*WHAT TO DO*: All of the data must be printed exactly; please include every line.

[Figure dataset records]
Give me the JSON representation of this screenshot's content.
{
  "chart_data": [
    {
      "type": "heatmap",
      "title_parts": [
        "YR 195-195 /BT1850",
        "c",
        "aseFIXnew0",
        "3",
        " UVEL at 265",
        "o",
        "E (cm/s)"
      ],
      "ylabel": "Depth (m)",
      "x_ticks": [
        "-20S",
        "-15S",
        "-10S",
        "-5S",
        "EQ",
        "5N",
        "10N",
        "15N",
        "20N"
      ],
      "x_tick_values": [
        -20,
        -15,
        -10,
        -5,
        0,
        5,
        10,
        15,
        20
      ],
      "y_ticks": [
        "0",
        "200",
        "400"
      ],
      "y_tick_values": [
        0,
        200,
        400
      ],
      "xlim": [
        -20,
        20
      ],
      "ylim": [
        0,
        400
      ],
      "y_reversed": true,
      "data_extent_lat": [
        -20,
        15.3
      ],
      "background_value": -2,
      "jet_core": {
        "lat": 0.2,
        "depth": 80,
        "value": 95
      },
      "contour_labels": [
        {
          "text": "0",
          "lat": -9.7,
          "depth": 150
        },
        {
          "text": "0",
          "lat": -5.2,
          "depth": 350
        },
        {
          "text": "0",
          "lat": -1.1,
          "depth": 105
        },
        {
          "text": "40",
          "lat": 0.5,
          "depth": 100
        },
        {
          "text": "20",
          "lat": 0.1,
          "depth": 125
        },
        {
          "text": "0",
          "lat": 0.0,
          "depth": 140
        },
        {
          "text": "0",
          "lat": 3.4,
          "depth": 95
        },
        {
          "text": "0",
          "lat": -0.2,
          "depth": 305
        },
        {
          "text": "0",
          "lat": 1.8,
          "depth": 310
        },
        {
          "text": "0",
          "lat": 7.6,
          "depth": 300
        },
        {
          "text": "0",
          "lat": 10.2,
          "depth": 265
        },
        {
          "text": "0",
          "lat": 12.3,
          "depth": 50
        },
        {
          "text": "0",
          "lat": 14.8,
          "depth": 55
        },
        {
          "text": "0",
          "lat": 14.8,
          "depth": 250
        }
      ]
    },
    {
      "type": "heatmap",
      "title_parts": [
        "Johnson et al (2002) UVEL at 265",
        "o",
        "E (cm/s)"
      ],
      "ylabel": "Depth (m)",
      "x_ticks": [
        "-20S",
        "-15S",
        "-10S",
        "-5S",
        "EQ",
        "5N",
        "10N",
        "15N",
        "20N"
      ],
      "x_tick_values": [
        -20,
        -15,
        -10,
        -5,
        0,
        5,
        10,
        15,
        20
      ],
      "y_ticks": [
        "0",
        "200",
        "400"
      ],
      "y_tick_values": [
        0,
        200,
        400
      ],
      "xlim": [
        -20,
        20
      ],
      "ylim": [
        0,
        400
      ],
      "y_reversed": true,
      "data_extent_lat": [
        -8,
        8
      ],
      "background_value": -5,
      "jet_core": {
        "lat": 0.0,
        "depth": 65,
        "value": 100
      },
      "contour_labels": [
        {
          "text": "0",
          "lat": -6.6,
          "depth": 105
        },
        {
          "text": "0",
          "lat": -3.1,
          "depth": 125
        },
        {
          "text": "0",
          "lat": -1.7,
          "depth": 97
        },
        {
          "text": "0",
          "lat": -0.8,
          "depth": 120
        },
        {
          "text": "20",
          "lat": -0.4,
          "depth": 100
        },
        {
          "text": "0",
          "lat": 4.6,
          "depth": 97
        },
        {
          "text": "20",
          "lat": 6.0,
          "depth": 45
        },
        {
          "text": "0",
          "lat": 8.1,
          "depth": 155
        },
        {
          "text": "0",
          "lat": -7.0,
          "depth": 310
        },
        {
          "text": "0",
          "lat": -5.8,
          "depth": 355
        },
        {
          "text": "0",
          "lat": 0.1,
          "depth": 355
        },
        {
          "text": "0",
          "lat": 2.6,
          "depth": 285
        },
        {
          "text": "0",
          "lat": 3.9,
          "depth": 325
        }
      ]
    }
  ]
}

*EXERCISE RESULT*:
Give me the JSON representation of this screenshot's content.
{
  "chart_data": [
    {
      "type": "heatmap",
      "title_parts": [
        "YR 195-195 /BT1850",
        "c",
        "aseFIXnew0",
        "3",
        " UVEL at 265",
        "o",
        "E (cm/s)"
      ],
      "ylabel": "Depth (m)",
      "x_ticks": [
        "-20S",
        "-15S",
        "-10S",
        "-5S",
        "EQ",
        "5N",
        "10N",
        "15N",
        "20N"
      ],
      "x_tick_values": [
        -20,
        -15,
        -10,
        -5,
        0,
        5,
        10,
        15,
        20
      ],
      "y_ticks": [
        "0",
        "200",
        "400"
      ],
      "y_tick_values": [
        0,
        200,
        400
      ],
      "xlim": [
        -20,
        20
      ],
      "ylim": [
        0,
        400
      ],
      "y_reversed": true,
      "data_extent_lat": [
        -20,
        15.3
      ],
      "background_value": -2,
      "jet_core": {
        "lat": 0.2,
        "depth": 80,
        "value": 95
      },
      "contour_labels": [
        {
          "text": "0",
          "lat": -9.7,
          "depth": 150
        },
        {
          "text": "0",
          "lat": -5.2,
          "depth": 350
        },
        {
          "text": "0",
          "lat": -1.1,
          "depth": 105
        },
        {
          "text": "40",
          "lat": 0.5,
          "depth": 100
        },
        {
          "text": "20",
          "lat": 0.1,
          "depth": 125
        },
        {
          "text": "0",
          "lat": 0.0,
          "depth": 140
        },
        {
          "text": "0",
          "lat": 3.4,
          "depth": 95
        },
        {
          "text": "0",
          "lat": -0.2,
          "depth": 305
        },
        {
          "text": "0",
          "lat": 1.8,
          "depth": 310
        },
        {
          "text": "0",
          "lat": 7.6,
          "depth": 300
        },
        {
          "text": "0",
          "lat": 10.2,
          "depth": 265
        },
        {
          "text": "0",
          "lat": 12.3,
          "depth": 50
        },
        {
          "text": "0",
          "lat": 14.8,
          "depth": 55
        },
        {
          "text": "0",
          "lat": 14.8,
          "depth": 250
        }
      ]
    },
    {
      "type": "heatmap",
      "title_parts": [
        "Johnson et al (2002) UVEL at 265",
        "o",
        "E (cm/s)"
      ],
      "ylabel": "Depth (m)",
      "x_ticks": [
        "-20S",
        "-15S",
        "-10S",
        "-5S",
        "EQ",
        "5N",
        "10N",
        "15N",
        "20N"
      ],
      "x_tick_values": [
        -20,
        -15,
        -10,
        -5,
        0,
        5,
        10,
        15,
        20
      ],
      "y_ticks": [
        "0",
        "200",
        "400"
      ],
      "y_tick_values": [
        0,
        200,
        400
      ],
      "xlim": [
        -20,
        20
      ],
      "ylim": [
        0,
        400
      ],
      "y_reversed": true,
      "data_extent_lat": [
        -8,
        8
      ],
      "background_value": -5,
      "jet_core": {
        "lat": 0.0,
        "depth": 65,
        "value": 100
      },
      "contour_labels": [
        {
          "text": "0",
          "lat": -6.6,
          "depth": 105
        },
        {
          "text": "0",
          "lat": -3.1,
          "depth": 125
        },
        {
          "text": "0",
          "lat": -1.7,
          "depth": 97
        },
        {
          "text": "0",
          "lat": -0.8,
          "depth": 120
        },
        {
          "text": "20",
          "lat": -0.4,
          "depth": 100
        },
        {
          "text": "0",
          "lat": 4.6,
          "depth": 97
        },
        {
          "text": "20",
          "lat": 6.0,
          "depth": 45
        },
        {
          "text": "0",
          "lat": 8.1,
          "depth": 155
        },
        {
          "text": "0",
          "lat": -7.0,
          "depth": 310
        },
        {
          "text": "0",
          "lat": -5.8,
          "depth": 355
        },
        {
          "text": "0",
          "lat": 0.1,
          "depth": 355
        },
        {
          "text": "0",
          "lat": 2.6,
          "depth": 285
        },
        {
          "text": "0",
          "lat": 3.9,
          "depth": 325
        }
      ]
    }
  ]
}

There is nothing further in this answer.